Aim of the task: Please reproduce each of the records below line for line, keeping every character unchanged.

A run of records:
#####
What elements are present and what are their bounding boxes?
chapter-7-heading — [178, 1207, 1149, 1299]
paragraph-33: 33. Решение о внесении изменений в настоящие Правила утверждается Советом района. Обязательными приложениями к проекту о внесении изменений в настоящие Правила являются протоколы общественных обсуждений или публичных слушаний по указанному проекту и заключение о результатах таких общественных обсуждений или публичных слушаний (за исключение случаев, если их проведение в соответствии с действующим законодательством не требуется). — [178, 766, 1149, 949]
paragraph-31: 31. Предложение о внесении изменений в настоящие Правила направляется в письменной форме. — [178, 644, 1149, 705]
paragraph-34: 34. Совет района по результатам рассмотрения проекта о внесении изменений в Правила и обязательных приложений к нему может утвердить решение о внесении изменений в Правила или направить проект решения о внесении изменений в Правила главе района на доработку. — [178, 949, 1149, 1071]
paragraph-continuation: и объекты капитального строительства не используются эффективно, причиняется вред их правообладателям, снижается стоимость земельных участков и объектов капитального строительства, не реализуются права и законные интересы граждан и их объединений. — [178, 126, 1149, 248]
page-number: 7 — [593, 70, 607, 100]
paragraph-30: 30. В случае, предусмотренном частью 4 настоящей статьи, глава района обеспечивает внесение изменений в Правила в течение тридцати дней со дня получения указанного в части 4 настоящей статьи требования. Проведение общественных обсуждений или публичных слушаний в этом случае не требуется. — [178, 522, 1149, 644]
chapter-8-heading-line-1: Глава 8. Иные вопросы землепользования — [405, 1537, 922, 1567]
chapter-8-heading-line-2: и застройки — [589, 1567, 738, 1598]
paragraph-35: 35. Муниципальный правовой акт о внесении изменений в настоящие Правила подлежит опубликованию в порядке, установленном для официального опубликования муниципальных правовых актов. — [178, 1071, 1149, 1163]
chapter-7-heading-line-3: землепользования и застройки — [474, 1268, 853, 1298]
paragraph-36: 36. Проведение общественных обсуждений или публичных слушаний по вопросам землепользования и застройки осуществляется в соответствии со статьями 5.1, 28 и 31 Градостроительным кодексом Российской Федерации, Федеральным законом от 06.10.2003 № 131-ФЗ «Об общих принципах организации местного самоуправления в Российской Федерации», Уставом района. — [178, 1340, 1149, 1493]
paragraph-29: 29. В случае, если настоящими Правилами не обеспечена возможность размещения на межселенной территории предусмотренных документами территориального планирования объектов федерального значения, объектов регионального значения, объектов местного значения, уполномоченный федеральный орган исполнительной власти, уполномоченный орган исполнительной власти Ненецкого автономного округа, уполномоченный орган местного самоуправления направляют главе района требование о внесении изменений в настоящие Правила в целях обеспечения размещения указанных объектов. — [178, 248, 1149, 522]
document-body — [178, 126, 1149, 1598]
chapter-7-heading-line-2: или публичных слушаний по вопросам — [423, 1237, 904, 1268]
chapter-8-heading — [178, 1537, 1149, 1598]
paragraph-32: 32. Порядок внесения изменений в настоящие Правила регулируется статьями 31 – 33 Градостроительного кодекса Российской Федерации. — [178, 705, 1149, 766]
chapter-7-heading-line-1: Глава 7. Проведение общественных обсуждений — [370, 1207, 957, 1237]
#####
Final result:
What elements are present and what are their bounding boxes?
chapter-7-heading — [178, 1207, 1149, 1299]
paragraph-33: 33. Решение о внесении изменений в настоящие Правила утверждается Советом района. Обязательными приложениями к проекту о внесении изменений в настоящие Правила являются протоколы общественных обсуждений или публичных слушаний по указанному проекту и заключение о результатах таких общественных обсуждений или публичных слушаний (за исключение случаев, если их проведение в соответствии с действующим законодательством не требуется). — [178, 766, 1149, 949]
paragraph-31: 31. Предложение о внесении изменений в настоящие Правила направляется в письменной форме. — [178, 644, 1149, 705]
paragraph-34: 34. Совет района по результатам рассмотрения проекта о внесении изменений в Правила и обязательных приложений к нему может утвердить решение о внесении изменений в Правила или направить проект решения о внесении изменений в Правила главе района на доработку. — [178, 949, 1149, 1071]
paragraph-continuation: и объекты капитального строительства не используются эффективно, причиняется вред их правообладателям, снижается стоимость земельных участков и объектов капитального строительства, не реализуются права и законные интересы граждан и их объединений. — [178, 126, 1149, 248]
page-number: 7 — [593, 70, 607, 100]
paragraph-30: 30. В случае, предусмотренном частью 4 настоящей статьи, глава района обеспечивает внесение изменений в Правила в течение тридцати дней со дня получения указанного в части 4 настоящей статьи требования. Проведение общественных обсуждений или публичных слушаний в этом случае не требуется. — [178, 522, 1149, 644]
chapter-8-heading-line-1: Глава 8. Иные вопросы землепользования — [405, 1537, 922, 1567]
chapter-8-heading-line-2: и застройки — [589, 1567, 738, 1598]
paragraph-35: 35. Муниципальный правовой акт о внесении изменений в настоящие Правила подлежит опубликованию в порядке, установленном для официального опубликования муниципальных правовых актов. — [178, 1071, 1149, 1163]
chapter-7-heading-line-3: землепользования и застройки — [474, 1268, 853, 1298]
paragraph-36: 36. Проведение общественных обсуждений или публичных слушаний по вопросам землепользования и застройки осуществляется в соответствии со статьями 5.1, 28 и 31 Градостроительным кодексом Российской Федерации, Федеральным законом от 06.10.2003 № 131-ФЗ «Об общих принципах организации местного самоуправления в Российской Федерации», Уставом района. — [178, 1340, 1149, 1493]
paragraph-29: 29. В случае, если настоящими Правилами не обеспечена возможность размещения на межселенной территории предусмотренных документами территориального планирования объектов федерального значения, объектов регионального значения, объектов местного значения, уполномоченный федеральный орган исполнительной власти, уполномоченный орган исполнительной власти Ненецкого автономного округа, уполномоченный орган местного самоуправления направляют главе района требование о внесении изменений в настоящие Правила в целях обеспечения размещения указанных объектов. — [178, 248, 1149, 522]
document-body — [178, 126, 1149, 1598]
chapter-7-heading-line-2: или публичных слушаний по вопросам — [423, 1237, 904, 1268]
chapter-8-heading — [178, 1537, 1149, 1598]
paragraph-32: 32. Порядок внесения изменений в настоящие Правила регулируется статьями 31 – 33 Градостроительного кодекса Российской Федерации. — [178, 705, 1149, 766]
chapter-7-heading-line-1: Глава 7. Проведение общественных обсуждений — [370, 1207, 957, 1237]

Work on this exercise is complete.